■ **Requirements**: The records that follow must be reproduced in full, exactly as written.
---+---
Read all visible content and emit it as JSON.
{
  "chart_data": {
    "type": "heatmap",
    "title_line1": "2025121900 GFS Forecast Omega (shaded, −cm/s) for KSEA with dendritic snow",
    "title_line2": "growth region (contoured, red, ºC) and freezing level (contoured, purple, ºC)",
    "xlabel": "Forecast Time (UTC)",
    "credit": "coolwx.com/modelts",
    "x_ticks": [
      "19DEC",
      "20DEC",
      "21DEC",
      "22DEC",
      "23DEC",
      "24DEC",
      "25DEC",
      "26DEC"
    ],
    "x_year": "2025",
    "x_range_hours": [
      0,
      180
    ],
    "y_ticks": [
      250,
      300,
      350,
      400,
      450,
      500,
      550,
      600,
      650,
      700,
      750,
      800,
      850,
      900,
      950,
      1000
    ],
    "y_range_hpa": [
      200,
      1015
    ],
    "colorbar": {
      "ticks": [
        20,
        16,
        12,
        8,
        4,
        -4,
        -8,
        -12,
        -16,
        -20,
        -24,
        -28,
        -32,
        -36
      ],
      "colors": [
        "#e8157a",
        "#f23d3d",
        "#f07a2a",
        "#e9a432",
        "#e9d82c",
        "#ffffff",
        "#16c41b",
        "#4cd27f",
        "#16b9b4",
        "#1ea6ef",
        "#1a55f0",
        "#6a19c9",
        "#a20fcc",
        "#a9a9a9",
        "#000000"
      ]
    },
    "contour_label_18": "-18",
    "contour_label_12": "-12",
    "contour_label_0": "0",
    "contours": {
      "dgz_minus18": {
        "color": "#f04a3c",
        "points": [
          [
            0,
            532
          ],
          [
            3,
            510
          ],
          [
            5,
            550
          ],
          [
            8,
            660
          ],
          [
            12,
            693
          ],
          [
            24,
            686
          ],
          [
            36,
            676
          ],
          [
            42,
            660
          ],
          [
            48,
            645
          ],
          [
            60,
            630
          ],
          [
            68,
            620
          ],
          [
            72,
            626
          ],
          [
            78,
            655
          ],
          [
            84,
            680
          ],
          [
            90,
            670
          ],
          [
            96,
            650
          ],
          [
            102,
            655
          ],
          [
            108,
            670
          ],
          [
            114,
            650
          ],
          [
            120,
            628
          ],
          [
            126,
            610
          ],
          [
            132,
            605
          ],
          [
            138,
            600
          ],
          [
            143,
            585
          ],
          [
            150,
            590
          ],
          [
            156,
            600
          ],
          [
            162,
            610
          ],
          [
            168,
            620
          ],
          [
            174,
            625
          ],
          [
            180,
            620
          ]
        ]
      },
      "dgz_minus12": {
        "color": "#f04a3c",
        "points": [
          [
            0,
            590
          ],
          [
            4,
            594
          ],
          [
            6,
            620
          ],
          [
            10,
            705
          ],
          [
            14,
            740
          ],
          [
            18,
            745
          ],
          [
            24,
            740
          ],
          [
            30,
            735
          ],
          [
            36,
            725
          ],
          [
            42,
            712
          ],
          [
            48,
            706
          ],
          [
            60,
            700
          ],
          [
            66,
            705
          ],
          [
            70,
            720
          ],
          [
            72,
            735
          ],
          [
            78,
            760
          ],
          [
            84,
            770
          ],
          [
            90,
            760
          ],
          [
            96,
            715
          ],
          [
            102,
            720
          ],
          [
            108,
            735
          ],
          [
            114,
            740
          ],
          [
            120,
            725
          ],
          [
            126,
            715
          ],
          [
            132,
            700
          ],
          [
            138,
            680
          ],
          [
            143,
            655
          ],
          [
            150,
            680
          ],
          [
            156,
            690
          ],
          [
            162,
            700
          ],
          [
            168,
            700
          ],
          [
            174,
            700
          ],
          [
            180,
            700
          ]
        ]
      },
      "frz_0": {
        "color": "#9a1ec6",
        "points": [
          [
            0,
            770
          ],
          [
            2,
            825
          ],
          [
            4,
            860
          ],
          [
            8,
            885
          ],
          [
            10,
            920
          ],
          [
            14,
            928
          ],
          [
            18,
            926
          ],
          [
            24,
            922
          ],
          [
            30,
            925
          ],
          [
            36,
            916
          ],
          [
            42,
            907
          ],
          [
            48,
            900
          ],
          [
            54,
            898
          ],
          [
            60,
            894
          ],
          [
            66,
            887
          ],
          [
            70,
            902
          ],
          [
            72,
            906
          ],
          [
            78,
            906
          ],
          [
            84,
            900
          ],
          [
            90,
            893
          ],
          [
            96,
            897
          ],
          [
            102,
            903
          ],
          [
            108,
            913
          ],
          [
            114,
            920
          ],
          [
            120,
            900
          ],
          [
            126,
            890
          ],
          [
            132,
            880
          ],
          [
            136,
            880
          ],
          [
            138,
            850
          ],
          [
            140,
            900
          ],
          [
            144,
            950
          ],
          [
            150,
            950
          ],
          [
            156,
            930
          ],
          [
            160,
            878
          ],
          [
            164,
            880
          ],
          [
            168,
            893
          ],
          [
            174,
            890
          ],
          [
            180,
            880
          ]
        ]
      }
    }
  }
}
---+---
■ **Task answer**:
Read all visible content and emit it as JSON.
{
  "chart_data": {
    "type": "heatmap",
    "title_line1": "2025121900 GFS Forecast Omega (shaded, −cm/s) for KSEA with dendritic snow",
    "title_line2": "growth region (contoured, red, ºC) and freezing level (contoured, purple, ºC)",
    "xlabel": "Forecast Time (UTC)",
    "credit": "coolwx.com/modelts",
    "x_ticks": [
      "19DEC",
      "20DEC",
      "21DEC",
      "22DEC",
      "23DEC",
      "24DEC",
      "25DEC",
      "26DEC"
    ],
    "x_year": "2025",
    "x_range_hours": [
      0,
      180
    ],
    "y_ticks": [
      250,
      300,
      350,
      400,
      450,
      500,
      550,
      600,
      650,
      700,
      750,
      800,
      850,
      900,
      950,
      1000
    ],
    "y_range_hpa": [
      200,
      1015
    ],
    "colorbar": {
      "ticks": [
        20,
        16,
        12,
        8,
        4,
        -4,
        -8,
        -12,
        -16,
        -20,
        -24,
        -28,
        -32,
        -36
      ],
      "colors": [
        "#e8157a",
        "#f23d3d",
        "#f07a2a",
        "#e9a432",
        "#e9d82c",
        "#ffffff",
        "#16c41b",
        "#4cd27f",
        "#16b9b4",
        "#1ea6ef",
        "#1a55f0",
        "#6a19c9",
        "#a20fcc",
        "#a9a9a9",
        "#000000"
      ]
    },
    "contour_label_18": "-18",
    "contour_label_12": "-12",
    "contour_label_0": "0",
    "contours": {
      "dgz_minus18": {
        "color": "#f04a3c",
        "points": [
          [
            0,
            532
          ],
          [
            3,
            510
          ],
          [
            5,
            550
          ],
          [
            8,
            660
          ],
          [
            12,
            693
          ],
          [
            24,
            686
          ],
          [
            36,
            676
          ],
          [
            42,
            660
          ],
          [
            48,
            645
          ],
          [
            60,
            630
          ],
          [
            68,
            620
          ],
          [
            72,
            626
          ],
          [
            78,
            655
          ],
          [
            84,
            680
          ],
          [
            90,
            670
          ],
          [
            96,
            650
          ],
          [
            102,
            655
          ],
          [
            108,
            670
          ],
          [
            114,
            650
          ],
          [
            120,
            628
          ],
          [
            126,
            610
          ],
          [
            132,
            605
          ],
          [
            138,
            600
          ],
          [
            143,
            585
          ],
          [
            150,
            590
          ],
          [
            156,
            600
          ],
          [
            162,
            610
          ],
          [
            168,
            620
          ],
          [
            174,
            625
          ],
          [
            180,
            620
          ]
        ]
      },
      "dgz_minus12": {
        "color": "#f04a3c",
        "points": [
          [
            0,
            590
          ],
          [
            4,
            594
          ],
          [
            6,
            620
          ],
          [
            10,
            705
          ],
          [
            14,
            740
          ],
          [
            18,
            745
          ],
          [
            24,
            740
          ],
          [
            30,
            735
          ],
          [
            36,
            725
          ],
          [
            42,
            712
          ],
          [
            48,
            706
          ],
          [
            60,
            700
          ],
          [
            66,
            705
          ],
          [
            70,
            720
          ],
          [
            72,
            735
          ],
          [
            78,
            760
          ],
          [
            84,
            770
          ],
          [
            90,
            760
          ],
          [
            96,
            715
          ],
          [
            102,
            720
          ],
          [
            108,
            735
          ],
          [
            114,
            740
          ],
          [
            120,
            725
          ],
          [
            126,
            715
          ],
          [
            132,
            700
          ],
          [
            138,
            680
          ],
          [
            143,
            655
          ],
          [
            150,
            680
          ],
          [
            156,
            690
          ],
          [
            162,
            700
          ],
          [
            168,
            700
          ],
          [
            174,
            700
          ],
          [
            180,
            700
          ]
        ]
      },
      "frz_0": {
        "color": "#9a1ec6",
        "points": [
          [
            0,
            770
          ],
          [
            2,
            825
          ],
          [
            4,
            860
          ],
          [
            8,
            885
          ],
          [
            10,
            920
          ],
          [
            14,
            928
          ],
          [
            18,
            926
          ],
          [
            24,
            922
          ],
          [
            30,
            925
          ],
          [
            36,
            916
          ],
          [
            42,
            907
          ],
          [
            48,
            900
          ],
          [
            54,
            898
          ],
          [
            60,
            894
          ],
          [
            66,
            887
          ],
          [
            70,
            902
          ],
          [
            72,
            906
          ],
          [
            78,
            906
          ],
          [
            84,
            900
          ],
          [
            90,
            893
          ],
          [
            96,
            897
          ],
          [
            102,
            903
          ],
          [
            108,
            913
          ],
          [
            114,
            920
          ],
          [
            120,
            900
          ],
          [
            126,
            890
          ],
          [
            132,
            880
          ],
          [
            136,
            880
          ],
          [
            138,
            850
          ],
          [
            140,
            900
          ],
          [
            144,
            950
          ],
          [
            150,
            950
          ],
          [
            156,
            930
          ],
          [
            160,
            878
          ],
          [
            164,
            880
          ],
          [
            168,
            893
          ],
          [
            174,
            890
          ],
          [
            180,
            880
          ]
        ]
      }
    }
  }
}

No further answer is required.